EXTRACTED RECORDS
——

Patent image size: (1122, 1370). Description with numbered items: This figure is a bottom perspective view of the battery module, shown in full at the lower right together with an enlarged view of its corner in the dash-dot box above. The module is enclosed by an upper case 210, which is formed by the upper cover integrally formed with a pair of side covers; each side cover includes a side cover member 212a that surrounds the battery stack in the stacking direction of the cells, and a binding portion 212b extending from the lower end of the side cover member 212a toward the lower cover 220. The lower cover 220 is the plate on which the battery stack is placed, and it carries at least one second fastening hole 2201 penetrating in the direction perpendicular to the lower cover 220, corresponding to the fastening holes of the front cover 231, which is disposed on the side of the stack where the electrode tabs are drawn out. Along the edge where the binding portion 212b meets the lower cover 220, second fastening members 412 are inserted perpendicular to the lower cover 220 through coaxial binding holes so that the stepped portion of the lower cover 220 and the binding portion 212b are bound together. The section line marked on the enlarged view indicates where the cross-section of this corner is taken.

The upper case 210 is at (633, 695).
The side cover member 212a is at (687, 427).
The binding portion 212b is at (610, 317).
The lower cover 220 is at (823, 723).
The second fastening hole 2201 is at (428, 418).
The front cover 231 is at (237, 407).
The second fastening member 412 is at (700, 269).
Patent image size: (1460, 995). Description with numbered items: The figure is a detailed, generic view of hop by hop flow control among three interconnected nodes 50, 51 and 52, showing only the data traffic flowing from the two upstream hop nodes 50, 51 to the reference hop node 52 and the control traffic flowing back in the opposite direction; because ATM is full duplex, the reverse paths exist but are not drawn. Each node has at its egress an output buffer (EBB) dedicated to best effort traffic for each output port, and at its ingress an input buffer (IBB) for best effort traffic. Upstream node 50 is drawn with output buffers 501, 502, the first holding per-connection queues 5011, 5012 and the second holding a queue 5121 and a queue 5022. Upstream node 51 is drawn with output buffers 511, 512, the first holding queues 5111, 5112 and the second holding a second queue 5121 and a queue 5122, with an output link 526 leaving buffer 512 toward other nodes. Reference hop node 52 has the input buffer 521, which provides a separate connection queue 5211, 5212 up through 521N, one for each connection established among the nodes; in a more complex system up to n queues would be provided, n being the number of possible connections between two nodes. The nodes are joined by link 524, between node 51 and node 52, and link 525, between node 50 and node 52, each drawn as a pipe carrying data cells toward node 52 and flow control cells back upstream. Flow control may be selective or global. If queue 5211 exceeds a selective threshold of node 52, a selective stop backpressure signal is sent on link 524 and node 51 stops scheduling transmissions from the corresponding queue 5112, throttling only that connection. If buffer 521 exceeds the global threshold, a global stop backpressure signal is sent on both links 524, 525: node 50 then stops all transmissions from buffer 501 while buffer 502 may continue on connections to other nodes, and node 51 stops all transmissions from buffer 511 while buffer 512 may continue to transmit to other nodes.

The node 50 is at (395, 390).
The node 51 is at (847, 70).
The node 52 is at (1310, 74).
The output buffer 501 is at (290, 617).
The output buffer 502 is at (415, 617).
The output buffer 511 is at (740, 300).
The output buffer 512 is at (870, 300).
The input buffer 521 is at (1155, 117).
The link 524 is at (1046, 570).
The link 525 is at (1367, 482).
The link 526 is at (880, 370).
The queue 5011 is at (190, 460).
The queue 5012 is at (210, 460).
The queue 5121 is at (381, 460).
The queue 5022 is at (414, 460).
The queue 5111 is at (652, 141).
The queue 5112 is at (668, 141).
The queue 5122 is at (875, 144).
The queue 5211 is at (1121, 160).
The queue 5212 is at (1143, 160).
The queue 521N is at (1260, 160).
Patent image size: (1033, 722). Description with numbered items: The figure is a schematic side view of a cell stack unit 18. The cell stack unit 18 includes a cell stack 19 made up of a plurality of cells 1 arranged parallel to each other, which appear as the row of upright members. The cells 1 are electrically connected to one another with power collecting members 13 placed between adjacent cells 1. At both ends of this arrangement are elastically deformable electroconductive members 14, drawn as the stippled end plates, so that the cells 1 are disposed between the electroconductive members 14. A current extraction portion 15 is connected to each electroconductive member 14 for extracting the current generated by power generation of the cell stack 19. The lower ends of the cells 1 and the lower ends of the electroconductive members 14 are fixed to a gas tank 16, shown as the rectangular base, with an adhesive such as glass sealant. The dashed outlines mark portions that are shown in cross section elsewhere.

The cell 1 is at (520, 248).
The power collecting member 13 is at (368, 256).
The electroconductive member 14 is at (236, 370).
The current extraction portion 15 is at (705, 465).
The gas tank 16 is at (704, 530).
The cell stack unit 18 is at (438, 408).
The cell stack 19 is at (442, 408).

——

ASSIGNMENT
Each line of the data above is to be set down exactly.

ANSWER FOR THIS EXERCISE
Patent image size: (1122, 1370). Description with numbered items: This figure is a bottom perspective view of the battery module, shown in full at the lower right together with an enlarged view of its corner in the dash-dot box above. The module is enclosed by an upper case 210, which is formed by the upper cover integrally formed with a pair of side covers; each side cover includes a side cover member 212a that surrounds the battery stack in the stacking direction of the cells, and a binding portion 212b extending from the lower end of the side cover member 212a toward the lower cover 220. The lower cover 220 is the plate on which the battery stack is placed, and it carries at least one second fastening hole 2201 penetrating in the direction perpendicular to the lower cover 220, corresponding to the fastening holes of the front cover 231, which is disposed on the side of the stack where the electrode tabs are drawn out. Along the edge where the binding portion 212b meets the lower cover 220, second fastening members 412 are inserted perpendicular to the lower cover 220 through coaxial binding holes so that the stepped portion of the lower cover 220 and the binding portion 212b are bound together. The section line marked on the enlarged view indicates where the cross-section of this corner is taken.

The upper case 210 is at (633, 695).
The side cover member 212a is at (687, 427).
The binding portion 212b is at (610, 317).
The lower cover 220 is at (823, 723).
The second fastening hole 2201 is at (428, 418).
The front cover 231 is at (237, 407).
The second fastening member 412 is at (700, 269).
Patent image size: (1460, 995). Description with numbered items: The figure is a detailed, generic view of hop by hop flow control among three interconnected nodes 50, 51 and 52, showing only the data traffic flowing from the two upstream hop nodes 50, 51 to the reference hop node 52 and the control traffic flowing back in the opposite direction; because ATM is full duplex, the reverse paths exist but are not drawn. Each node has at its egress an output buffer (EBB) dedicated to best effort traffic for each output port, and at its ingress an input buffer (IBB) for best effort traffic. Upstream node 50 is drawn with output buffers 501, 502, the first holding per-connection queues 5011, 5012 and the second holding a queue 5121 and a queue 5022. Upstream node 51 is drawn with output buffers 511, 512, the first holding queues 5111, 5112 and the second holding a second queue 5121 and a queue 5122, with an output link 526 leaving buffer 512 toward other nodes. Reference hop node 52 has the input buffer 521, which provides a separate connection queue 5211, 5212 up through 521N, one for each connection established among the nodes; in a more complex system up to n queues would be provided, n being the number of possible connections between two nodes. The nodes are joined by link 524, between node 51 and node 52, and link 525, between node 50 and node 52, each drawn as a pipe carrying data cells toward node 52 and flow control cells back upstream. Flow control may be selective or global. If queue 5211 exceeds a selective threshold of node 52, a selective stop backpressure signal is sent on link 524 and node 51 stops scheduling transmissions from the corresponding queue 5112, throttling only that connection. If buffer 521 exceeds the global threshold, a global stop backpressure signal is sent on both links 524, 525: node 50 then stops all transmissions from buffer 501 while buffer 502 may continue on connections to other nodes, and node 51 stops all transmissions from buffer 511 while buffer 512 may continue to transmit to other nodes.

The node 50 is at (395, 390).
The node 51 is at (847, 70).
The node 52 is at (1310, 74).
The output buffer 501 is at (290, 617).
The output buffer 502 is at (415, 617).
The output buffer 511 is at (740, 300).
The output buffer 512 is at (870, 300).
The input buffer 521 is at (1155, 117).
The link 524 is at (1046, 570).
The link 525 is at (1367, 482).
The link 526 is at (880, 370).
The queue 5011 is at (190, 460).
The queue 5012 is at (210, 460).
The queue 5121 is at (381, 460).
The queue 5022 is at (414, 460).
The queue 5111 is at (652, 141).
The queue 5112 is at (668, 141).
The queue 5122 is at (875, 144).
The queue 5211 is at (1121, 160).
The queue 5212 is at (1143, 160).
The queue 521N is at (1260, 160).
Patent image size: (1033, 722). Description with numbered items: The figure is a schematic side view of a cell stack unit 18. The cell stack unit 18 includes a cell stack 19 made up of a plurality of cells 1 arranged parallel to each other, which appear as the row of upright members. The cells 1 are electrically connected to one another with power collecting members 13 placed between adjacent cells 1. At both ends of this arrangement are elastically deformable electroconductive members 14, drawn as the stippled end plates, so that the cells 1 are disposed between the electroconductive members 14. A current extraction portion 15 is connected to each electroconductive member 14 for extracting the current generated by power generation of the cell stack 19. The lower ends of the cells 1 and the lower ends of the electroconductive members 14 are fixed to a gas tank 16, shown as the rectangular base, with an adhesive such as glass sealant. The dashed outlines mark portions that are shown in cross section elsewhere.

The cell 1 is at (520, 248).
The power collecting member 13 is at (368, 256).
The electroconductive member 14 is at (236, 370).
The current extraction portion 15 is at (705, 465).
The gas tank 16 is at (704, 530).
The cell stack unit 18 is at (438, 408).
The cell stack 19 is at (442, 408).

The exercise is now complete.